Segment Open
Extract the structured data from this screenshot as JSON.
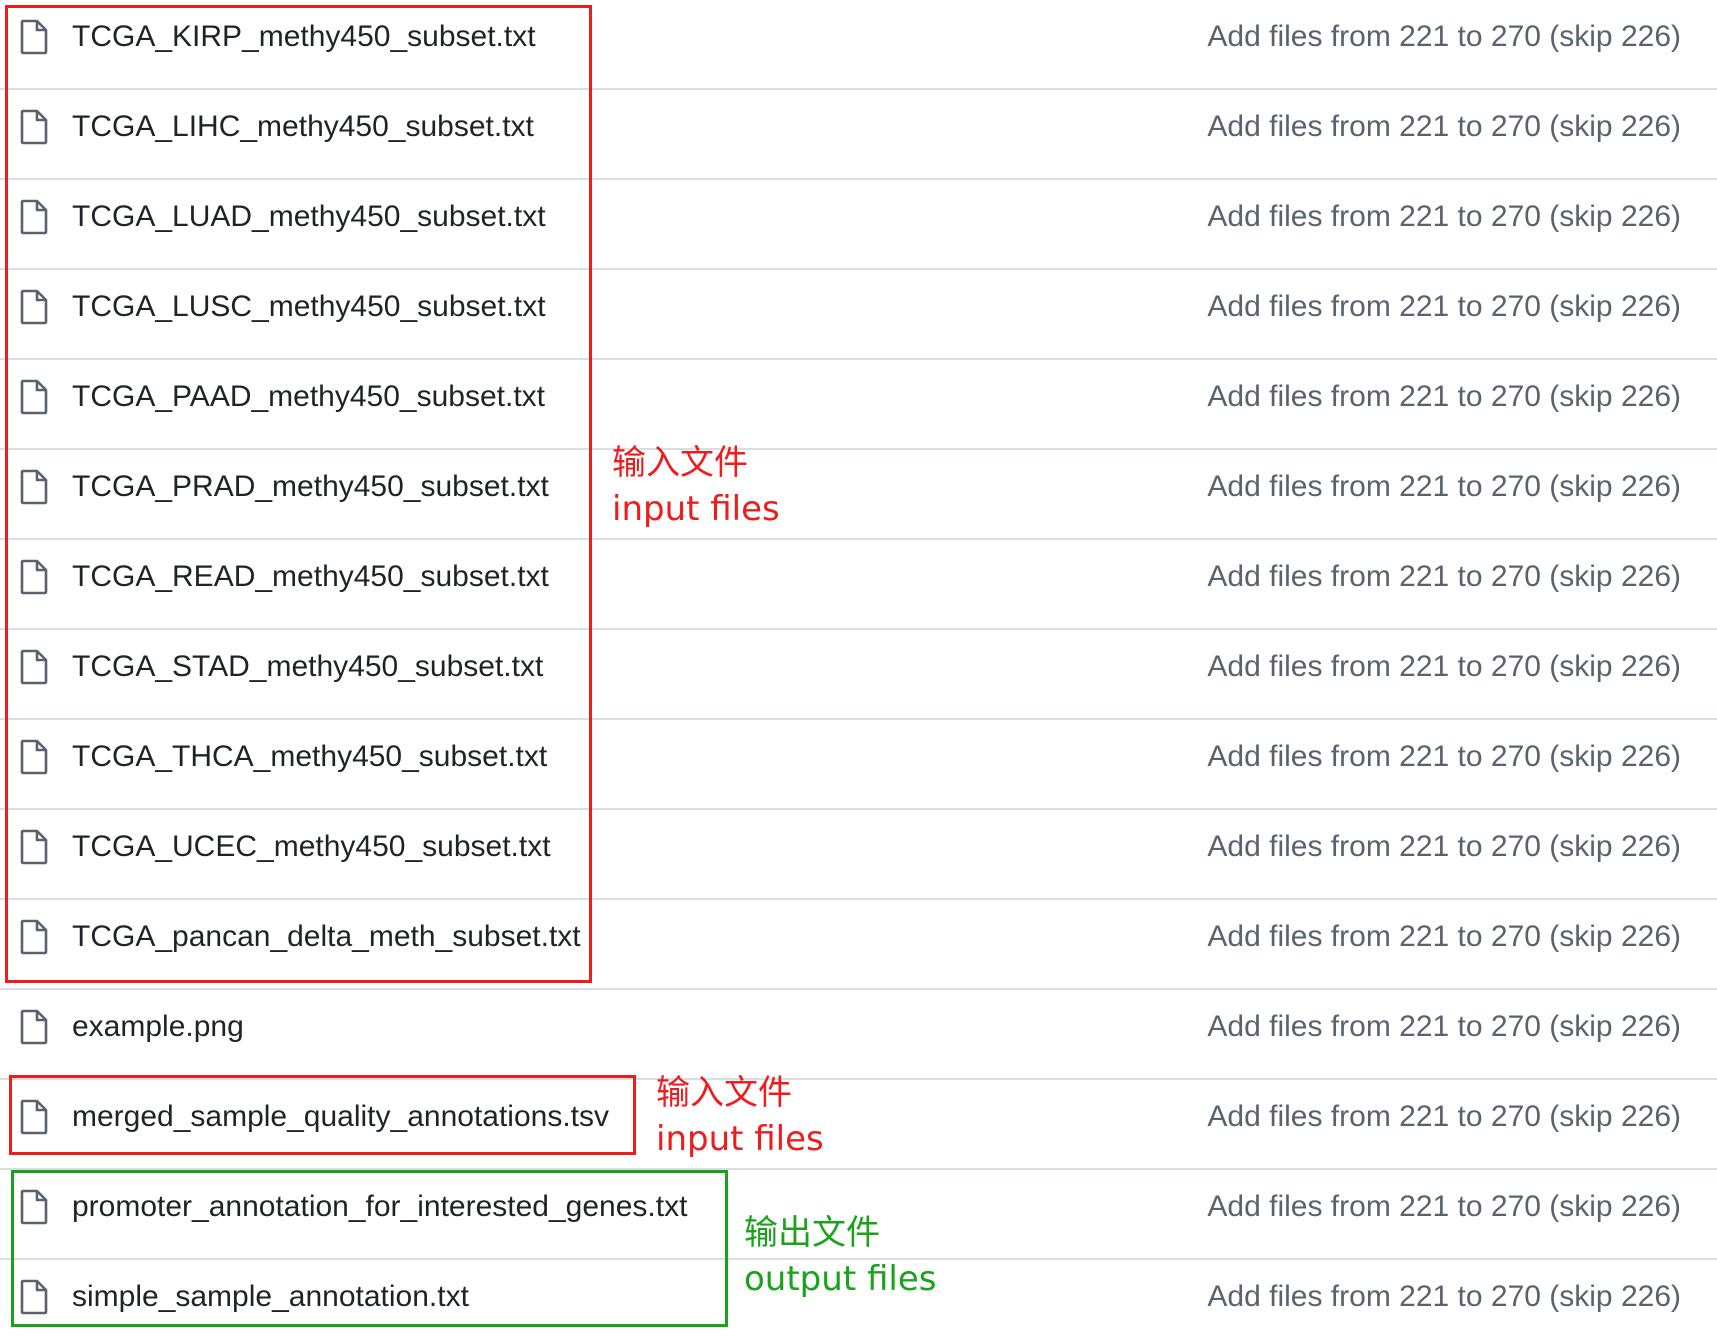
{
  "files": [
    {
      "name": "TCGA_KIRP_methy450_subset.txt",
      "icon": "file-icon",
      "message": "Add files from 221 to 270 (skip 226)"
    },
    {
      "name": "TCGA_LIHC_methy450_subset.txt",
      "icon": "file-icon",
      "message": "Add files from 221 to 270 (skip 226)"
    },
    {
      "name": "TCGA_LUAD_methy450_subset.txt",
      "icon": "file-icon",
      "message": "Add files from 221 to 270 (skip 226)"
    },
    {
      "name": "TCGA_LUSC_methy450_subset.txt",
      "icon": "file-icon",
      "message": "Add files from 221 to 270 (skip 226)"
    },
    {
      "name": "TCGA_PAAD_methy450_subset.txt",
      "icon": "file-icon",
      "message": "Add files from 221 to 270 (skip 226)"
    },
    {
      "name": "TCGA_PRAD_methy450_subset.txt",
      "icon": "file-icon",
      "message": "Add files from 221 to 270 (skip 226)"
    },
    {
      "name": "TCGA_READ_methy450_subset.txt",
      "icon": "file-icon",
      "message": "Add files from 221 to 270 (skip 226)"
    },
    {
      "name": "TCGA_STAD_methy450_subset.txt",
      "icon": "file-icon",
      "message": "Add files from 221 to 270 (skip 226)"
    },
    {
      "name": "TCGA_THCA_methy450_subset.txt",
      "icon": "file-icon",
      "message": "Add files from 221 to 270 (skip 226)"
    },
    {
      "name": "TCGA_UCEC_methy450_subset.txt",
      "icon": "file-icon",
      "message": "Add files from 221 to 270 (skip 226)"
    },
    {
      "name": "TCGA_pancan_delta_meth_subset.txt",
      "icon": "file-icon",
      "message": "Add files from 221 to 270 (skip 226)"
    },
    {
      "name": "example.png",
      "icon": "file-icon",
      "message": "Add files from 221 to 270 (skip 226)"
    },
    {
      "name": "merged_sample_quality_annotations.tsv",
      "icon": "file-icon",
      "message": "Add files from 221 to 270 (skip 226)"
    },
    {
      "name": "promoter_annotation_for_interested_genes.txt",
      "icon": "file-icon",
      "message": "Add files from 221 to 270 (skip 226)"
    },
    {
      "name": "simple_sample_annotation.txt",
      "icon": "file-icon",
      "message": "Add files from 221 to 270 (skip 226)"
    }
  ],
  "annotations": {
    "input_group": {
      "zh": "输入文件",
      "en": "input files",
      "color": "#ee1c1c"
    },
    "input_single": {
      "zh": "输入文件",
      "en": "input files",
      "color": "#ee1c1c"
    },
    "output_group": {
      "zh": "输出文件",
      "en": "output files",
      "color": "#1aa31a"
    }
  }
}
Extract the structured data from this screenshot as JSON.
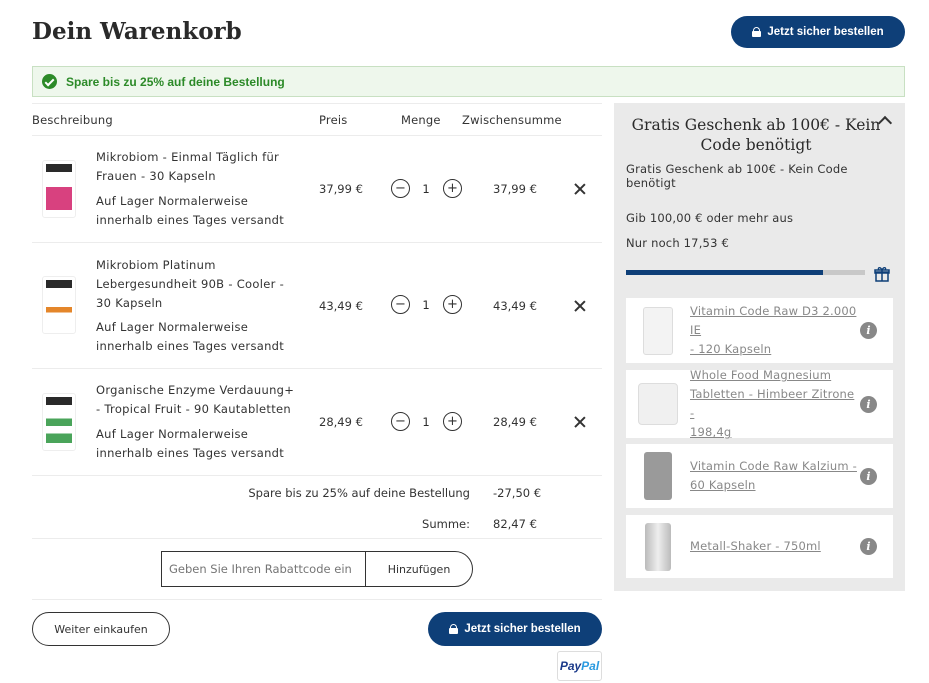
{
  "header": {
    "title": "Dein Warenkorb",
    "checkout_label": "Jetzt sicher bestellen"
  },
  "banner": {
    "text": "Spare bis zu 25% auf deine Bestellung",
    "color": "#2c8a28"
  },
  "table": {
    "headers": {
      "description": "Beschreibung",
      "price": "Preis",
      "quantity": "Menge",
      "subtotal": "Zwischensumme"
    },
    "items": [
      {
        "name_lines": [
          "Mikrobiom - Einmal Täglich für",
          "Frauen - 30 Kapseln"
        ],
        "stock_lines": [
          "Auf Lager   Normalerweise",
          "innerhalb eines Tages versandt"
        ],
        "price": "37,99 €",
        "quantity": "1",
        "subtotal": "37,99 €",
        "thumb_color": "#d8417f"
      },
      {
        "name_lines": [
          "Mikrobiom Platinum",
          "Lebergesundheit 90B - Cooler -",
          "30 Kapseln"
        ],
        "stock_lines": [
          "Auf Lager   Normalerweise",
          "innerhalb eines Tages versandt"
        ],
        "price": "43,49 €",
        "quantity": "1",
        "subtotal": "43,49 €",
        "thumb_color": "#e4862a"
      },
      {
        "name_lines": [
          "Organische Enzyme Verdauung+",
          "- Tropical Fruit - 90 Kautabletten"
        ],
        "stock_lines": [
          "Auf Lager   Normalerweise",
          "innerhalb eines Tages versandt"
        ],
        "price": "28,49 €",
        "quantity": "1",
        "subtotal": "28,49 €",
        "thumb_color": "#4aa45a"
      }
    ]
  },
  "totals": {
    "discount_label": "Spare bis zu 25% auf deine Bestellung",
    "discount_value": "-27,50 €",
    "sum_label": "Summe:",
    "sum_value": "82,47 €"
  },
  "coupon": {
    "placeholder": "Geben Sie Ihren Rabattcode ein",
    "add_label": "Hinzufügen"
  },
  "footer": {
    "continue_label": "Weiter einkaufen",
    "checkout_label": "Jetzt sicher bestellen",
    "paypal_pay": "Pay",
    "paypal_pal": "Pal"
  },
  "gift": {
    "title": "Gratis Geschenk ab 100€ - Kein Code benötigt",
    "subtitle": "Gratis Geschenk ab 100€ - Kein Code benötigt",
    "threshold_text": "Gib 100,00 € oder mehr aus",
    "remaining_text": "Nur noch 17,53 €",
    "progress_fraction": 0.825,
    "progress_color": "#0e3f78",
    "products": [
      {
        "lines": [
          "Vitamin Code Raw D3 2.000 IE",
          "- 120 Kapseln"
        ]
      },
      {
        "lines": [
          "Whole Food Magnesium",
          "Tabletten - Himbeer Zitrone -",
          "198,4g"
        ]
      },
      {
        "lines": [
          "Vitamin Code Raw Kalzium -",
          "60 Kapseln"
        ]
      },
      {
        "lines": [
          "Metall-Shaker - 750ml"
        ]
      }
    ]
  },
  "colors": {
    "primary": "#0e3f78",
    "panel_bg": "#eaeaea",
    "banner_bg": "#eef7ec"
  }
}
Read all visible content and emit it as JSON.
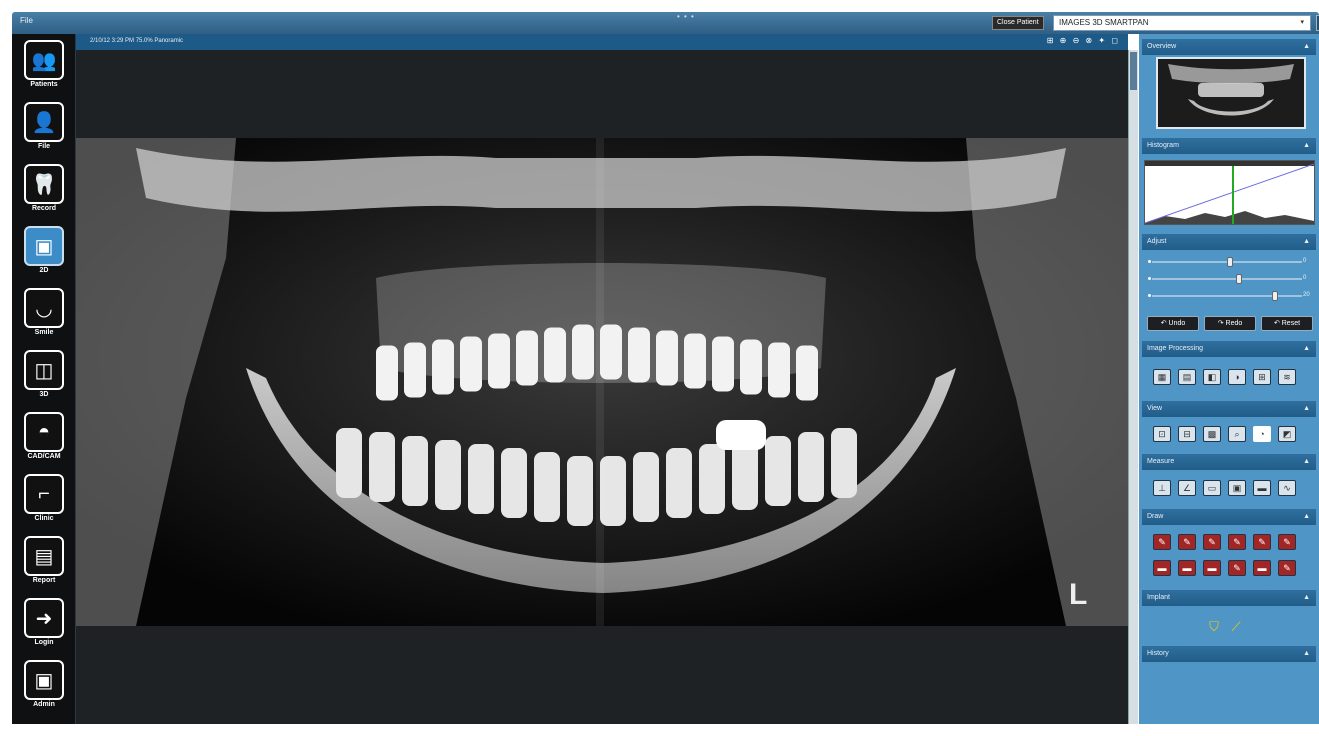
Segment Closed
Within the listing above, filter for lines holding the string "price" and copy each one.

- _FINAL ANSWER_
      "price": "Preis",
        "price": "37,99 €",
        "price": "43,49 €",
        "price": "28,49 €",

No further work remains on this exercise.